◆ PROBLEM REQUIREMENTS:
Go through the listing below and list every line with "Warum".

(Excerpt from a dataset)
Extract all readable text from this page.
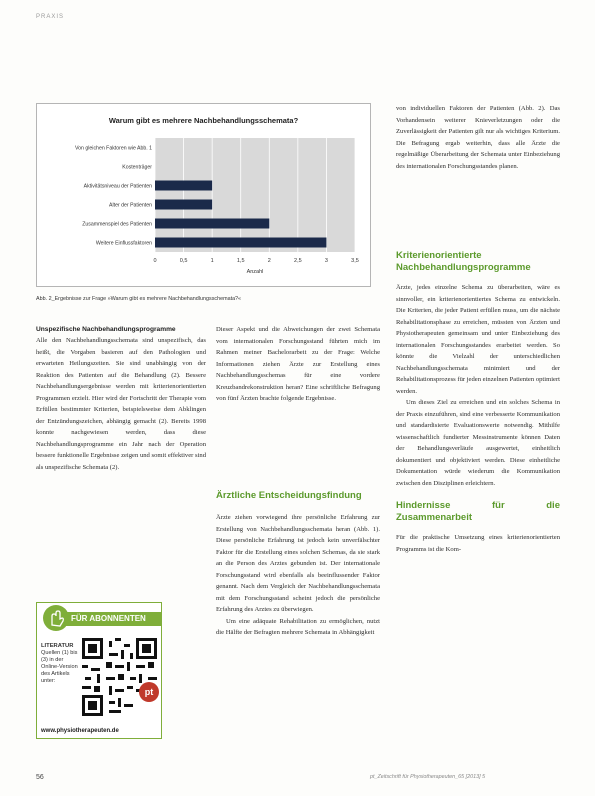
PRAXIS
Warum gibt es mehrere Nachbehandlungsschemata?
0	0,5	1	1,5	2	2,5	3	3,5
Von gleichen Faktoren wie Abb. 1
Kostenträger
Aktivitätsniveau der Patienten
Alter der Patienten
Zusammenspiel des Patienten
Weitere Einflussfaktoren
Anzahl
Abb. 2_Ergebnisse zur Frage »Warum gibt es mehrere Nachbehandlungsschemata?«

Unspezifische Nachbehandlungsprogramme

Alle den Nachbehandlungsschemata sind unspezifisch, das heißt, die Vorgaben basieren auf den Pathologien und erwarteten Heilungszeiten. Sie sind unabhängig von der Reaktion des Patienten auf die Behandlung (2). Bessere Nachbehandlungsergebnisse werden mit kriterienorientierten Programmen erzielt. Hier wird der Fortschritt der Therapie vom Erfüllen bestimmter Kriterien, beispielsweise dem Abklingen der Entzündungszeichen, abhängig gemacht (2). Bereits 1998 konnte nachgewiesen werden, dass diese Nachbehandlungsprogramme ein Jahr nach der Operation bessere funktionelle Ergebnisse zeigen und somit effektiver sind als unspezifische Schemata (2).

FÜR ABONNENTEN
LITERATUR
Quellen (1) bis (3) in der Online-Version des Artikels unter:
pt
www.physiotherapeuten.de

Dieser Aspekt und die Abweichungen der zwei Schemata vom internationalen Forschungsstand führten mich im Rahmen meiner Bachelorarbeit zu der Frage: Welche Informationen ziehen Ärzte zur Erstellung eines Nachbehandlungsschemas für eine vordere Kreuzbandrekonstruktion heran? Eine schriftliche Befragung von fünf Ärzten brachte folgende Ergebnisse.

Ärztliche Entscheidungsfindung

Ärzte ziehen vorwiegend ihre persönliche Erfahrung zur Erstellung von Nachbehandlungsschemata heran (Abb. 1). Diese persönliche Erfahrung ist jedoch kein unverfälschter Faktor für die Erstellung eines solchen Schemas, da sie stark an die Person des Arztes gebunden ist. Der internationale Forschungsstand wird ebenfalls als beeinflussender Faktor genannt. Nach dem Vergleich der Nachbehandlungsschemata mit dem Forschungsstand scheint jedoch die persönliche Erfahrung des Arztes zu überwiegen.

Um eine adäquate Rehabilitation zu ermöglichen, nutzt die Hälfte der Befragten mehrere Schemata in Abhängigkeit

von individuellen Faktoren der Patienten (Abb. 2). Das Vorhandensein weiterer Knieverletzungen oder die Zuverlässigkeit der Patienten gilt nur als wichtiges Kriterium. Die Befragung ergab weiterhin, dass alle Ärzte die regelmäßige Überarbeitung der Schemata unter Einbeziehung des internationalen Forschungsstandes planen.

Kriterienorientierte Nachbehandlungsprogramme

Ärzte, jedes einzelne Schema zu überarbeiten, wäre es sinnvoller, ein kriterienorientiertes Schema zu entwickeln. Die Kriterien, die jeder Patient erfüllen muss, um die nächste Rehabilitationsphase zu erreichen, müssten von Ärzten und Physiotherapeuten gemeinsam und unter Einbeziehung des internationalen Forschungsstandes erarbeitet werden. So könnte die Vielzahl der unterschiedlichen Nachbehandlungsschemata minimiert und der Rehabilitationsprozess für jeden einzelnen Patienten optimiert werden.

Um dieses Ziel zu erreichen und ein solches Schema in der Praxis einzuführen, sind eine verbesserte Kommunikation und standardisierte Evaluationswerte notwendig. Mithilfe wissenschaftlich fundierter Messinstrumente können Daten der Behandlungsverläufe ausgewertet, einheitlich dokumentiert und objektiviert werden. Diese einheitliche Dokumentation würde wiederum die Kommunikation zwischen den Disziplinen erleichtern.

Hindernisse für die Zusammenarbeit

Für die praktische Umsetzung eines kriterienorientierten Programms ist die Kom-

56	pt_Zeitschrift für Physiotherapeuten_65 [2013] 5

◆ ANSWER TO THE PROBLEM:
Warum gibt es mehrere Nachbehandlungsschemata?
Abb. 2_Ergebnisse zur Frage »Warum gibt es mehrere Nachbehandlungsschemata?«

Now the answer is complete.